Excerpt from a dataset
»»

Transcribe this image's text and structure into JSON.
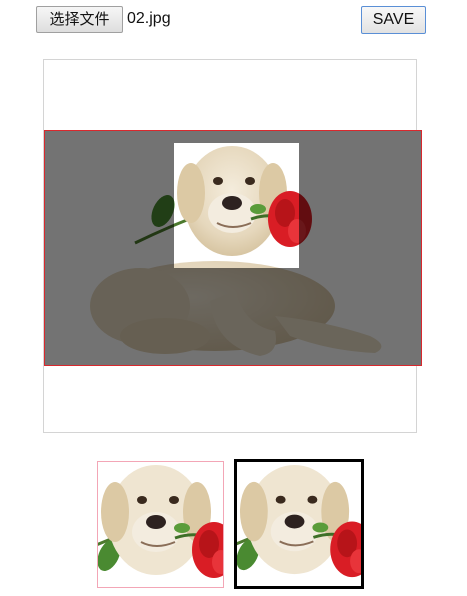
{
  "toolbar": {
    "choose_file_label": "选择文件",
    "file_name": "02.jpg",
    "save_label": "SAVE"
  },
  "colors": {
    "crop_border": "#d9282d",
    "preview_1_border": "#f3a6b6",
    "preview_2_border": "#000000",
    "save_border": "#5a8fd6"
  },
  "icons": {
    "image": "puppy-with-rose-image"
  }
}
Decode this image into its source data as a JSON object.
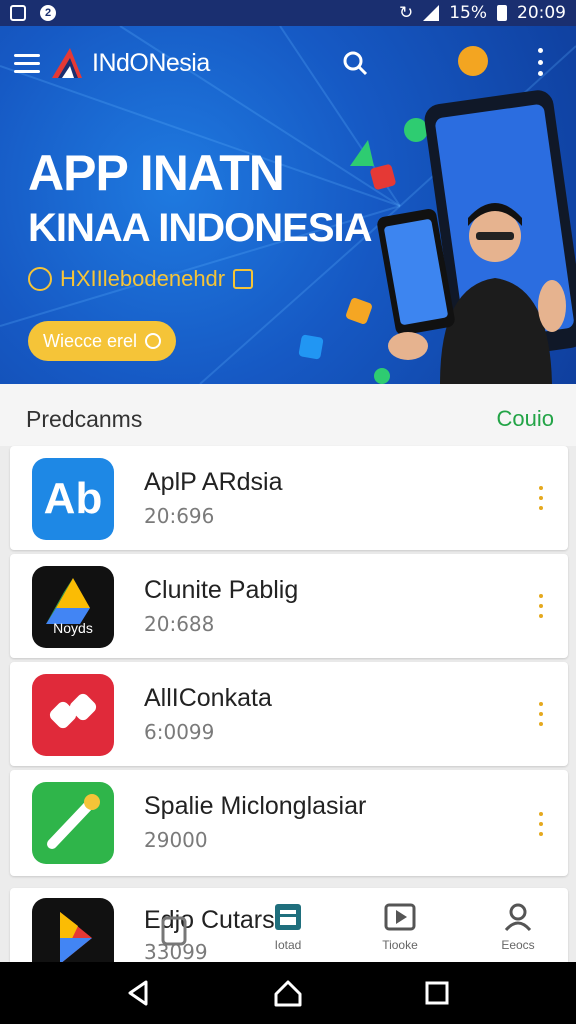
{
  "status_bar": {
    "battery": "15%",
    "time": "20:09"
  },
  "app_bar": {
    "brand": "INdONesia"
  },
  "hero": {
    "title": "APP INATN",
    "subtitle": "KINAA INDONESIA",
    "tagline": "HXIIlebodenehdr",
    "button_label": "Wiecce erel"
  },
  "section": {
    "title": "Predcanms",
    "link": "Couio"
  },
  "apps": [
    {
      "name": "AplP ARdsia",
      "meta": "20:696",
      "icon": "ab-app-icon",
      "icon_text": "Ab"
    },
    {
      "name": "Clunite Pablig",
      "meta": "20:688",
      "icon": "noyas-app-icon",
      "icon_text": "Noyds"
    },
    {
      "name": "AllIConkata",
      "meta": "6:0099",
      "icon": "red-app-icon",
      "icon_text": ""
    },
    {
      "name": "Spalie Miclonglasiar",
      "meta": "29000",
      "icon": "green-app-icon",
      "icon_text": ""
    },
    {
      "name": "Edjo Cutars",
      "meta": "33099",
      "icon": "drive-app-icon",
      "icon_text": ""
    }
  ],
  "tabs": [
    {
      "label": "",
      "icon": "games-icon"
    },
    {
      "label": "Iotad",
      "icon": "apps-icon"
    },
    {
      "label": "Tiooke",
      "icon": "movies-icon"
    },
    {
      "label": "Eeocs",
      "icon": "account-icon"
    }
  ],
  "colors": {
    "primary": "#1659c4",
    "accent": "#f5c438",
    "link": "#23a447",
    "statusbar": "#1a2f70"
  }
}
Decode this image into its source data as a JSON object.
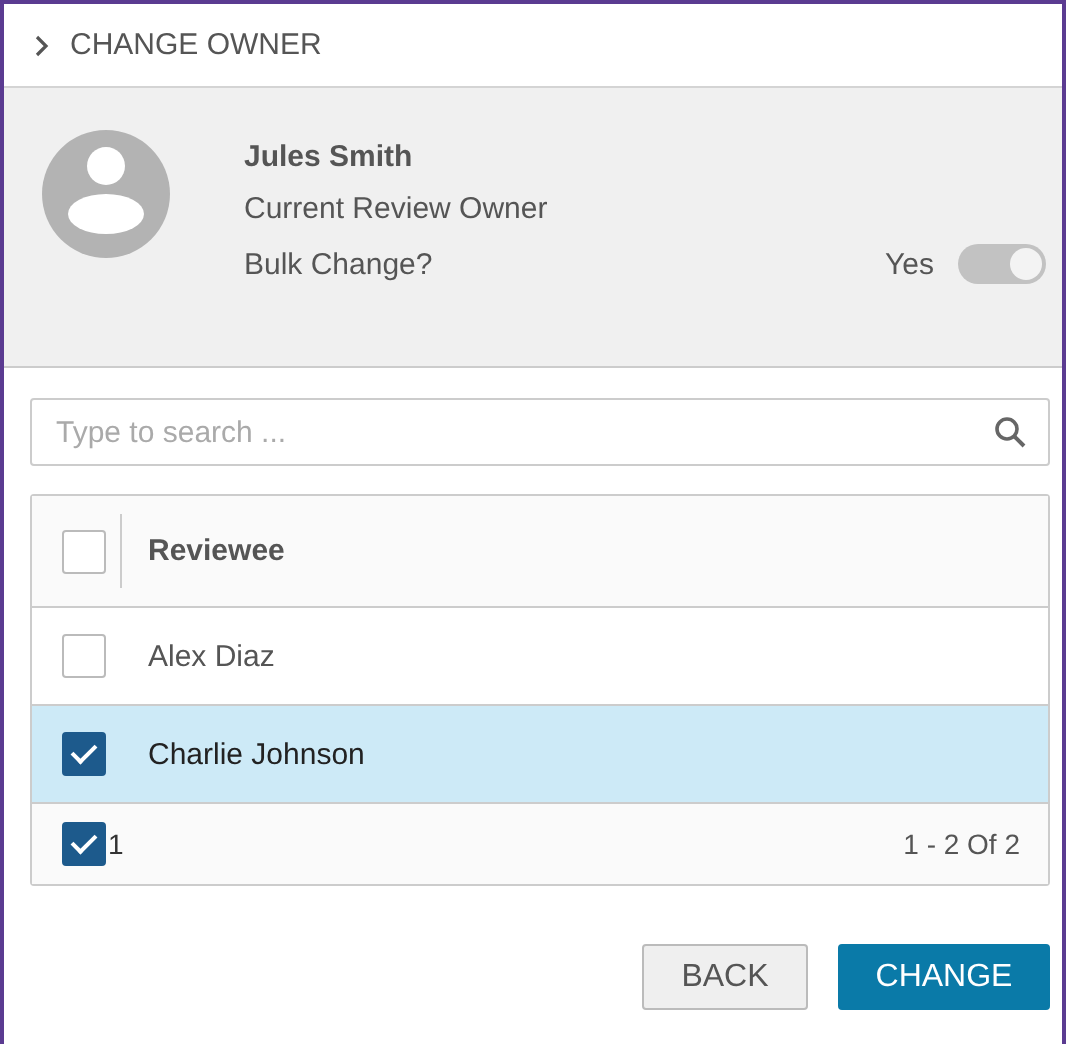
{
  "panel": {
    "title": "CHANGE OWNER"
  },
  "owner": {
    "name": "Jules Smith",
    "role": "Current Review Owner",
    "bulk_label": "Bulk Change?",
    "bulk_value": "Yes",
    "bulk_on": true
  },
  "search": {
    "placeholder": "Type to search ..."
  },
  "table": {
    "header_checked": false,
    "column": "Reviewee",
    "rows": [
      {
        "name": "Alex Diaz",
        "selected": false
      },
      {
        "name": "Charlie Johnson",
        "selected": true
      }
    ],
    "footer": {
      "checked": true,
      "count": "1",
      "range": "1 - 2 Of 2"
    }
  },
  "buttons": [
    {
      "label": "BACK",
      "kind": "secondary"
    },
    {
      "label": "CHANGE",
      "kind": "primary"
    }
  ]
}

««

◆ **What to produce**: Write the entries above out again exactly, but not the pictures.

◆ **Result of this exercise**:
Transcribe this image's text and structure into JSON.
{
  "toolbar": {
    "choose_file_label": "选择文件",
    "file_name": "02.jpg",
    "save_label": "SAVE"
  },
  "colors": {
    "crop_border": "#d9282d",
    "preview_1_border": "#f3a6b6",
    "preview_2_border": "#000000",
    "save_border": "#5a8fd6"
  },
  "icons": {
    "image": "puppy-with-rose-image"
  }
}
Decode this image into its source data as a JSON object.
{
  "status_bar": {
    "battery": "15%",
    "time": "20:09"
  },
  "app_bar": {
    "brand": "INdONesia"
  },
  "hero": {
    "title": "APP INATN",
    "subtitle": "KINAA INDONESIA",
    "tagline": "HXIIlebodenehdr",
    "button_label": "Wiecce erel"
  },
  "section": {
    "title": "Predcanms",
    "link": "Couio"
  },
  "apps": [
    {
      "name": "AplP ARdsia",
      "meta": "20:696",
      "icon": "ab-app-icon",
      "icon_text": "Ab"
    },
    {
      "name": "Clunite Pablig",
      "meta": "20:688",
      "icon": "noyas-app-icon",
      "icon_text": "Noyds"
    },
    {
      "name": "AllIConkata",
      "meta": "6:0099",
      "icon": "red-app-icon",
      "icon_text": ""
    },
    {
      "name": "Spalie Miclonglasiar",
      "meta": "29000",
      "icon": "green-app-icon",
      "icon_text": ""
    },
    {
      "name": "Edjo Cutars",
      "meta": "33099",
      "icon": "drive-app-icon",
      "icon_text": ""
    }
  ],
  "tabs": [
    {
      "label": "",
      "icon": "games-icon"
    },
    {
      "label": "Iotad",
      "icon": "apps-icon"
    },
    {
      "label": "Tiooke",
      "icon": "movies-icon"
    },
    {
      "label": "Eeocs",
      "icon": "account-icon"
    }
  ],
  "colors": {
    "primary": "#1659c4",
    "accent": "#f5c438",
    "link": "#23a447",
    "statusbar": "#1a2f70"
  }
}
Decode this image into its source data as a JSON object.
{
  "panel": {
    "title": "CHANGE OWNER"
  },
  "owner": {
    "name": "Jules Smith",
    "role": "Current Review Owner",
    "bulk_label": "Bulk Change?",
    "bulk_value": "Yes",
    "bulk_on": true
  },
  "search": {
    "placeholder": "Type to search ..."
  },
  "table": {
    "header_checked": false,
    "column": "Reviewee",
    "rows": [
      {
        "name": "Alex Diaz",
        "selected": false
      },
      {
        "name": "Charlie Johnson",
        "selected": true
      }
    ],
    "footer": {
      "checked": true,
      "count": "1",
      "range": "1 - 2 Of 2"
    }
  },
  "buttons": [
    {
      "label": "BACK",
      "kind": "secondary"
    },
    {
      "label": "CHANGE",
      "kind": "primary"
    }
  ]
}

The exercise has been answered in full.